## Source excerpt
-*-*-

README.md
March 17, 2026 · View on GitHub
OwlWhisper
Local voice input for macOS — hold a hotkey, speak, release, text appears at your cursor.
Fully offline. No cloud APIs. Chinese-optimized with FireRedASR2.
English | 中文
How It Works
- Hold your hotkey (default:
Fn) - Speak naturally
- Release — text is transcribed and pasted at your cursor
Everything runs locally on your Mac. No data leaves your device.
Features
- Hold-to-speak — Global hotkey works in any app, fully configurable
- Offline ASR — FireRedASR2 int8 via sherpa-onnx C API (2.89% CER on Chinese)
- Auto punctuation — ct-transformer restores commas, periods, question marks
- Auto paste — Transcribed text is pasted at cursor via simulated
Cmd+V - VAD — Silero VAD trims silence, only speech is sent to ASR
- Floating indicator — Waveform animation while recording, dots while transcribing
- Auto model download — First launch downloads ~1.1GB of models automatically with resume support
- i18n — English (default) + Chinese
- Update checker — Checks GitHub Releases for new versions
Requirements
- macOS 13.0+
- Apple Silicon (arm64)
Install
From Release (recommended)
- Download
OwlWhisper-0.1.0.dmgfrom Releases - Open DMG, drag OwlWhisper to
/Applications - Launch — models download automatically on first run (~1.1GB)
From Source
git clone https://github.com/sanvibyfish/OwlWhisper.git
cd OwlWhisper
scripts/setup.sh # downloads native libs + models
open OwlWhisper/OwlWhisper.xcodeproj
# Build & Run (⌘R)

-*-*-

## Provided data

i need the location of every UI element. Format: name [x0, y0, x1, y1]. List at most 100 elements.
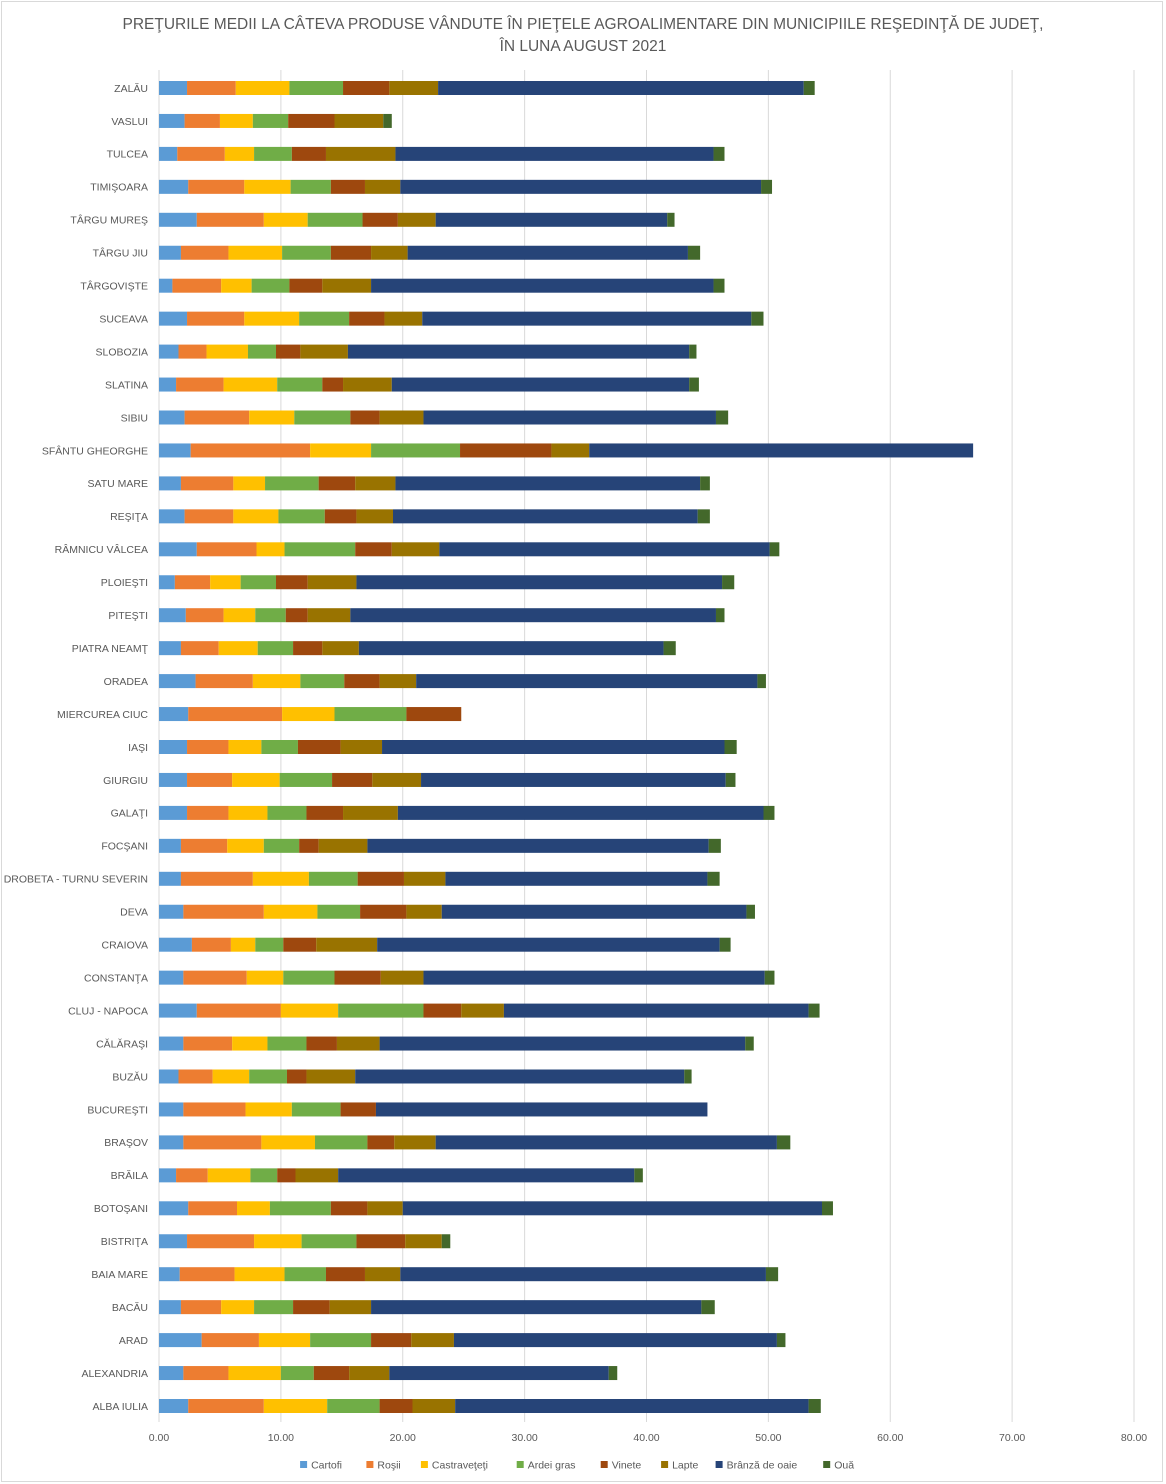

-*-*-

## Tasks for this exercise
a – According to the OwlWhisper readme, what is the minimum macOS version required?
b – Sum up the OwlWhisper readme in two sentences.
c – In the OwlWhisper readme, rewrite the passage that begins at the words "English | 中文" and stops after "CER on Chinese)", replacing "Hold-to-speak" with "Push-to-talk".

## Worked answers
a – macOS 13.0 or later.

b – OwlWhisper is a fully offline macOS voice input tool: you hold a hotkey, speak, and release, and the transcribed text is pasted at your cursor, with everything running locally. It uses FireRedASR2 for Chinese-optimized recognition and also offers automatic punctuation, silence trimming, a floating indicator, automatic model download, English and Chinese interface languages, and an update checker.

c –
English | 中文
How It Works
- Hold your hotkey (default:
Fn) - Speak naturally
- Release — text is transcribed and pasted at your cursor
Everything runs locally on your Mac. No data leaves your device.
Features
- Push-to-talk — Global hotkey works in any app, fully configurable
- Offline ASR — FireRedASR2 int8 via sherpa-onnx C API (2.89% CER on Chinese)